▶ [DIRECTIONS FOR THIS TASK]: Print the records below word for word, but leave out the pictures.
## BEGIN DATA SUPPLIED
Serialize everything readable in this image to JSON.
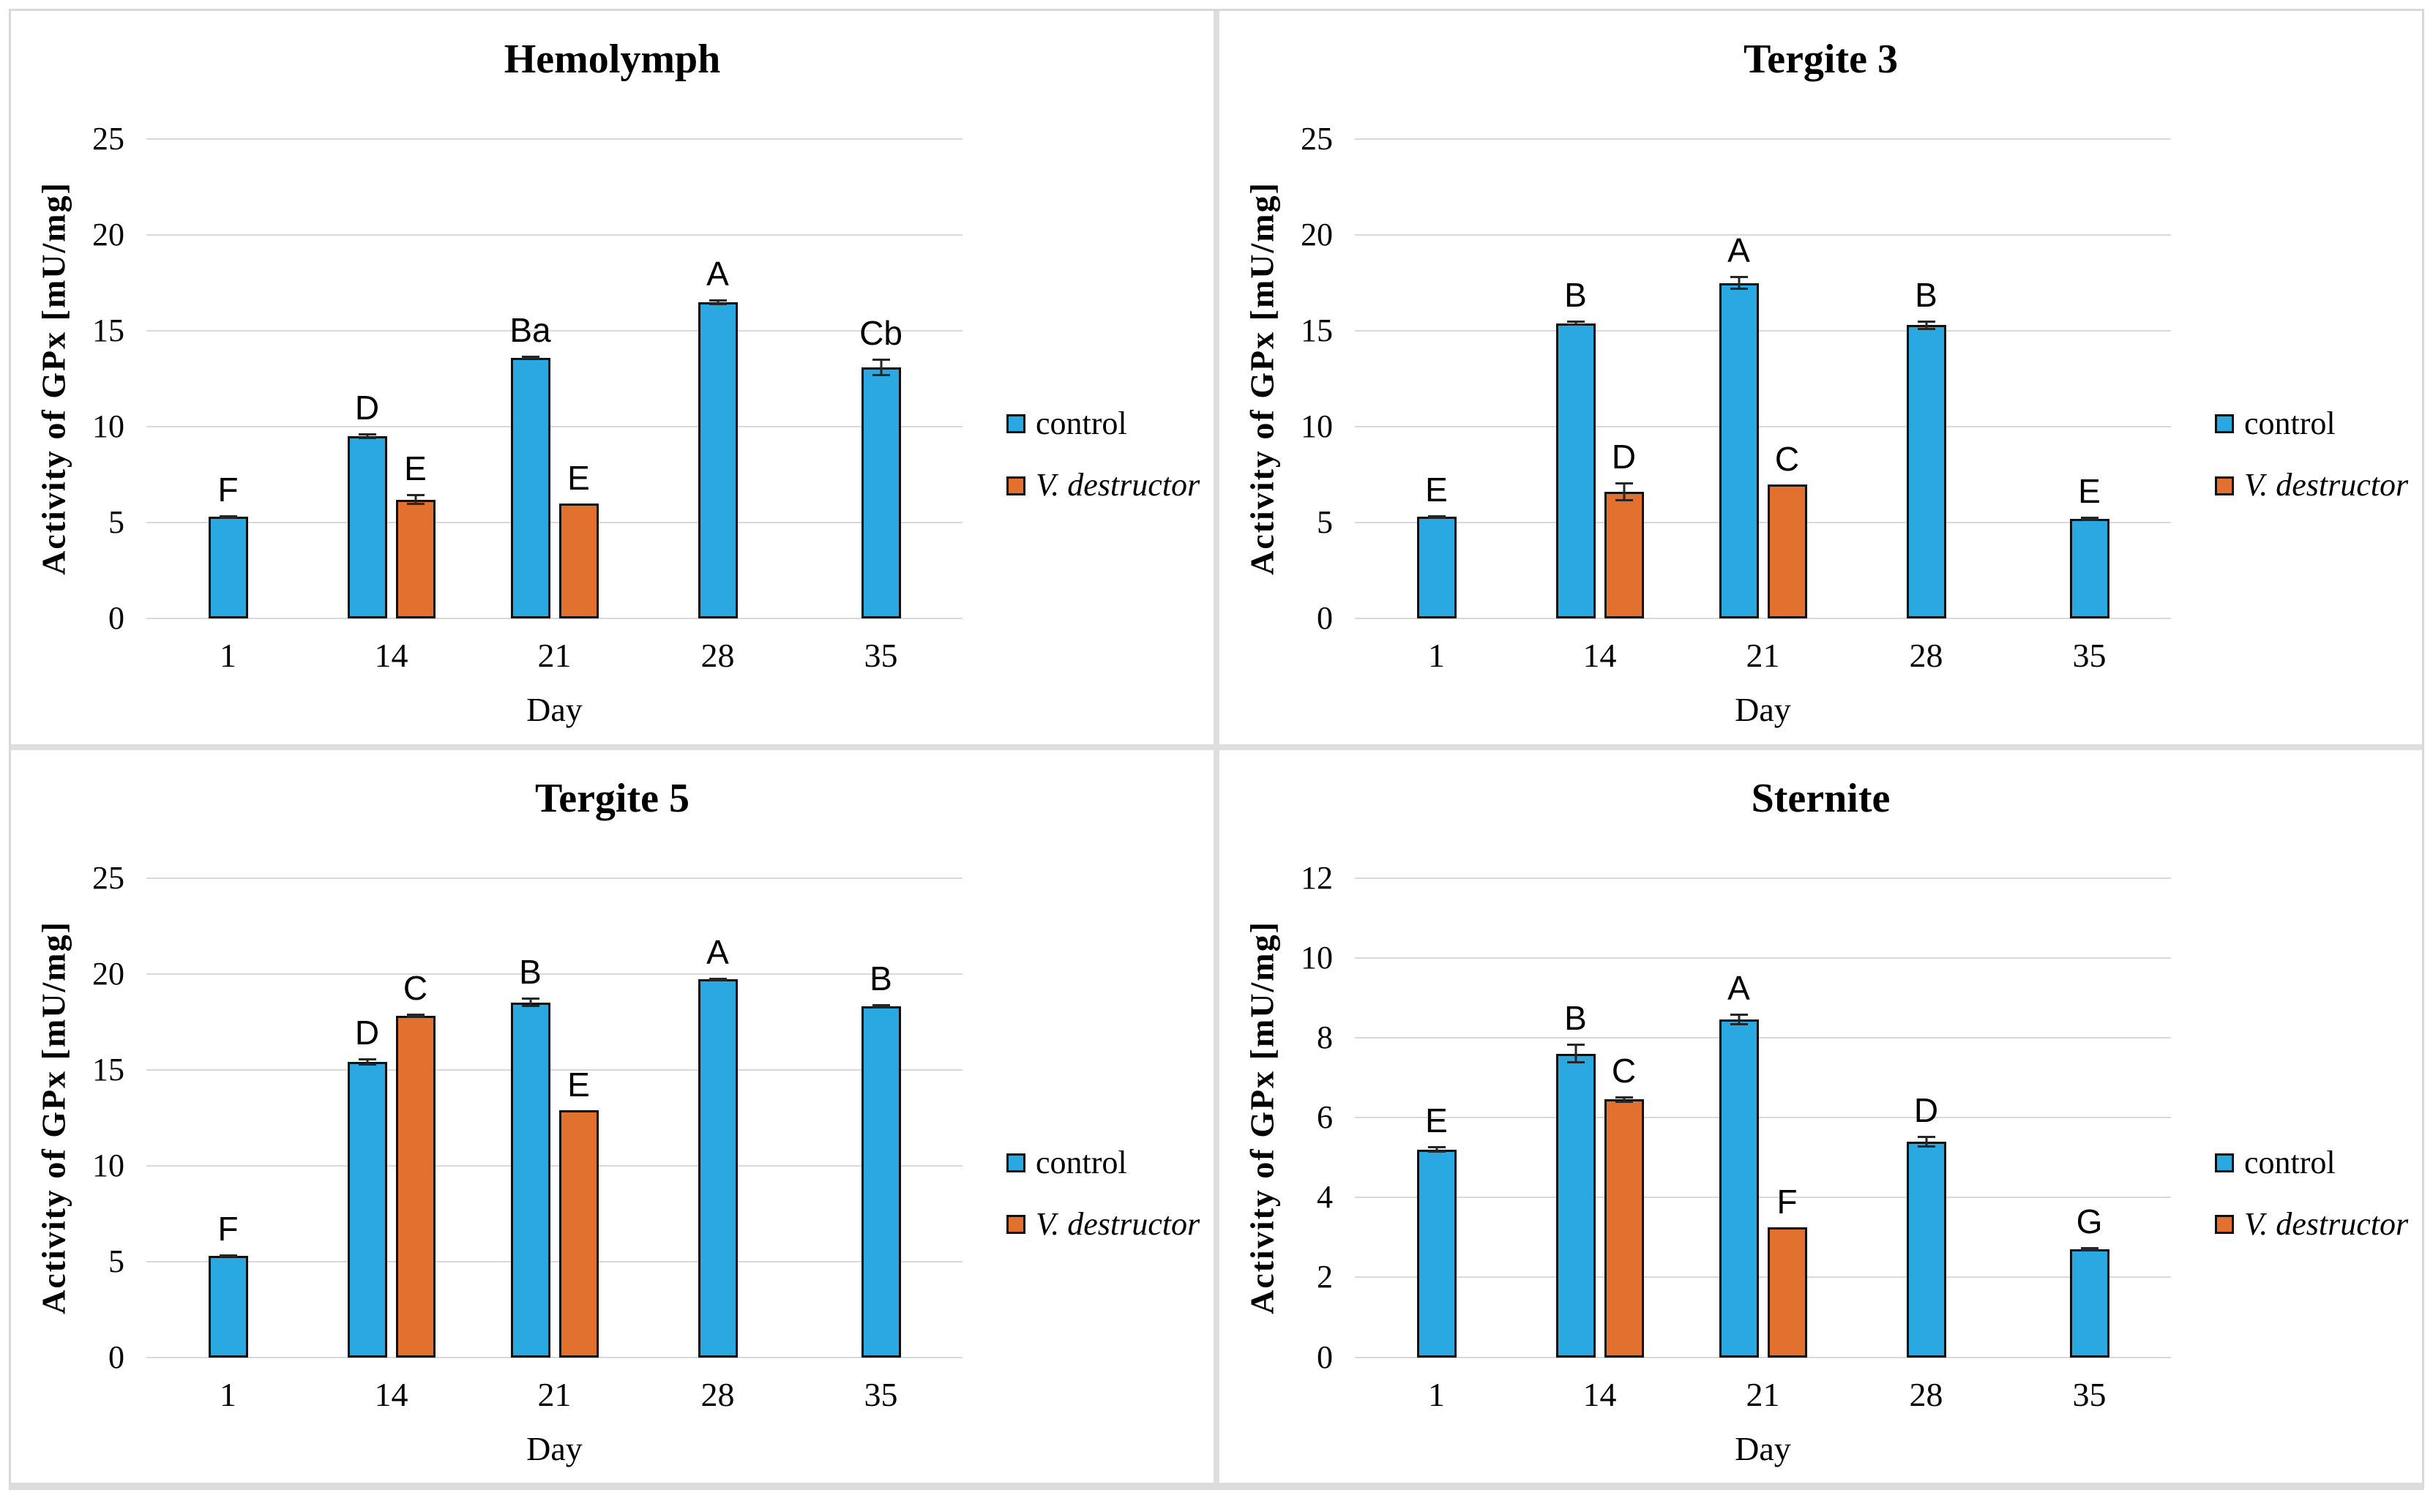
{
  "figure": {
    "colors": {
      "control": "#29A8E2",
      "varroa": "#E2702E",
      "bar_border": "#101010",
      "gridline": "#d9d9d9",
      "error_bar": "#262626",
      "frame": "#d9d9d9"
    }
  },
  "chart_data": [
    {
      "type": "bar",
      "title": "Hemolymph",
      "xlabel": "Day",
      "ylabel": "Activity of GPx [mU/mg]",
      "categories": [
        "1",
        "14",
        "21",
        "28",
        "35"
      ],
      "ylim": [
        0,
        25
      ],
      "ytick_step": 5,
      "grid": true,
      "legend_position": "right",
      "series": [
        {
          "name": "control",
          "color_key": "control",
          "values": [
            5.3,
            9.5,
            13.6,
            16.5,
            13.1
          ],
          "errors": [
            0.1,
            0.15,
            0.1,
            0.15,
            0.45
          ],
          "labels": [
            "F",
            "D",
            "Ba",
            "A",
            "Cb"
          ]
        },
        {
          "name": "V. destructor",
          "color_key": "varroa",
          "values": [
            null,
            6.2,
            6.0,
            null,
            null
          ],
          "errors": [
            null,
            0.3,
            0,
            null,
            null
          ],
          "labels": [
            null,
            "E",
            "E",
            null,
            null
          ]
        }
      ]
    },
    {
      "type": "bar",
      "title": "Tergite 3",
      "xlabel": "Day",
      "ylabel": "Activity of GPx [mU/mg]",
      "categories": [
        "1",
        "14",
        "21",
        "28",
        "35"
      ],
      "ylim": [
        0,
        25
      ],
      "ytick_step": 5,
      "grid": true,
      "legend_position": "right",
      "series": [
        {
          "name": "control",
          "color_key": "control",
          "values": [
            5.3,
            15.4,
            17.5,
            15.3,
            5.2
          ],
          "errors": [
            0.1,
            0.15,
            0.35,
            0.25,
            0.12
          ],
          "labels": [
            "E",
            "B",
            "A",
            "B",
            "E"
          ]
        },
        {
          "name": "V. destructor",
          "color_key": "varroa",
          "values": [
            null,
            6.6,
            7.0,
            null,
            null
          ],
          "errors": [
            null,
            0.5,
            0,
            null,
            null
          ],
          "labels": [
            null,
            "D",
            "C",
            null,
            null
          ]
        }
      ]
    },
    {
      "type": "bar",
      "title": "Tergite 5",
      "xlabel": "Day",
      "ylabel": "Activity of GPx [mU/mg]",
      "categories": [
        "1",
        "14",
        "21",
        "28",
        "35"
      ],
      "ylim": [
        0,
        25
      ],
      "ytick_step": 5,
      "grid": true,
      "legend_position": "right",
      "series": [
        {
          "name": "control",
          "color_key": "control",
          "values": [
            5.3,
            15.4,
            18.5,
            19.7,
            18.3
          ],
          "errors": [
            0.08,
            0.18,
            0.25,
            0.1,
            0.1
          ],
          "labels": [
            "F",
            "D",
            "B",
            "A",
            "B"
          ]
        },
        {
          "name": "V. destructor",
          "color_key": "varroa",
          "values": [
            null,
            17.8,
            12.9,
            null,
            null
          ],
          "errors": [
            null,
            0.12,
            0,
            null,
            null
          ],
          "labels": [
            null,
            "C",
            "E",
            null,
            null
          ]
        }
      ]
    },
    {
      "type": "bar",
      "title": "Sternite",
      "xlabel": "Day",
      "ylabel": "Activity of GPx [mU/mg]",
      "categories": [
        "1",
        "14",
        "21",
        "28",
        "35"
      ],
      "ylim": [
        0,
        12
      ],
      "ytick_step": 2,
      "grid": true,
      "legend_position": "right",
      "series": [
        {
          "name": "control",
          "color_key": "control",
          "values": [
            5.2,
            7.6,
            8.45,
            5.4,
            2.7
          ],
          "errors": [
            0.08,
            0.25,
            0.15,
            0.15,
            0.06
          ],
          "labels": [
            "E",
            "B",
            "A",
            "D",
            "G"
          ]
        },
        {
          "name": "V. destructor",
          "color_key": "varroa",
          "values": [
            null,
            6.45,
            3.25,
            null,
            null
          ],
          "errors": [
            null,
            0.08,
            0,
            null,
            null
          ],
          "labels": [
            null,
            "C",
            "F",
            null,
            null
          ]
        }
      ]
    }
  ]
}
## END DATA SUPPLIED
▶ [CORRECT RESULT]:
Serialize everything readable in this image to JSON.
{
  "figure": {
    "colors": {
      "control": "#29A8E2",
      "varroa": "#E2702E",
      "bar_border": "#101010",
      "gridline": "#d9d9d9",
      "error_bar": "#262626",
      "frame": "#d9d9d9"
    }
  },
  "chart_data": [
    {
      "type": "bar",
      "title": "Hemolymph",
      "xlabel": "Day",
      "ylabel": "Activity of GPx [mU/mg]",
      "categories": [
        "1",
        "14",
        "21",
        "28",
        "35"
      ],
      "ylim": [
        0,
        25
      ],
      "ytick_step": 5,
      "grid": true,
      "legend_position": "right",
      "series": [
        {
          "name": "control",
          "color_key": "control",
          "values": [
            5.3,
            9.5,
            13.6,
            16.5,
            13.1
          ],
          "errors": [
            0.1,
            0.15,
            0.1,
            0.15,
            0.45
          ],
          "labels": [
            "F",
            "D",
            "Ba",
            "A",
            "Cb"
          ]
        },
        {
          "name": "V. destructor",
          "color_key": "varroa",
          "values": [
            null,
            6.2,
            6.0,
            null,
            null
          ],
          "errors": [
            null,
            0.3,
            0,
            null,
            null
          ],
          "labels": [
            null,
            "E",
            "E",
            null,
            null
          ]
        }
      ]
    },
    {
      "type": "bar",
      "title": "Tergite 3",
      "xlabel": "Day",
      "ylabel": "Activity of GPx [mU/mg]",
      "categories": [
        "1",
        "14",
        "21",
        "28",
        "35"
      ],
      "ylim": [
        0,
        25
      ],
      "ytick_step": 5,
      "grid": true,
      "legend_position": "right",
      "series": [
        {
          "name": "control",
          "color_key": "control",
          "values": [
            5.3,
            15.4,
            17.5,
            15.3,
            5.2
          ],
          "errors": [
            0.1,
            0.15,
            0.35,
            0.25,
            0.12
          ],
          "labels": [
            "E",
            "B",
            "A",
            "B",
            "E"
          ]
        },
        {
          "name": "V. destructor",
          "color_key": "varroa",
          "values": [
            null,
            6.6,
            7.0,
            null,
            null
          ],
          "errors": [
            null,
            0.5,
            0,
            null,
            null
          ],
          "labels": [
            null,
            "D",
            "C",
            null,
            null
          ]
        }
      ]
    },
    {
      "type": "bar",
      "title": "Tergite 5",
      "xlabel": "Day",
      "ylabel": "Activity of GPx [mU/mg]",
      "categories": [
        "1",
        "14",
        "21",
        "28",
        "35"
      ],
      "ylim": [
        0,
        25
      ],
      "ytick_step": 5,
      "grid": true,
      "legend_position": "right",
      "series": [
        {
          "name": "control",
          "color_key": "control",
          "values": [
            5.3,
            15.4,
            18.5,
            19.7,
            18.3
          ],
          "errors": [
            0.08,
            0.18,
            0.25,
            0.1,
            0.1
          ],
          "labels": [
            "F",
            "D",
            "B",
            "A",
            "B"
          ]
        },
        {
          "name": "V. destructor",
          "color_key": "varroa",
          "values": [
            null,
            17.8,
            12.9,
            null,
            null
          ],
          "errors": [
            null,
            0.12,
            0,
            null,
            null
          ],
          "labels": [
            null,
            "C",
            "E",
            null,
            null
          ]
        }
      ]
    },
    {
      "type": "bar",
      "title": "Sternite",
      "xlabel": "Day",
      "ylabel": "Activity of GPx [mU/mg]",
      "categories": [
        "1",
        "14",
        "21",
        "28",
        "35"
      ],
      "ylim": [
        0,
        12
      ],
      "ytick_step": 2,
      "grid": true,
      "legend_position": "right",
      "series": [
        {
          "name": "control",
          "color_key": "control",
          "values": [
            5.2,
            7.6,
            8.45,
            5.4,
            2.7
          ],
          "errors": [
            0.08,
            0.25,
            0.15,
            0.15,
            0.06
          ],
          "labels": [
            "E",
            "B",
            "A",
            "D",
            "G"
          ]
        },
        {
          "name": "V. destructor",
          "color_key": "varroa",
          "values": [
            null,
            6.45,
            3.25,
            null,
            null
          ],
          "errors": [
            null,
            0.08,
            0,
            null,
            null
          ],
          "labels": [
            null,
            "C",
            "F",
            null,
            null
          ]
        }
      ]
    }
  ]
}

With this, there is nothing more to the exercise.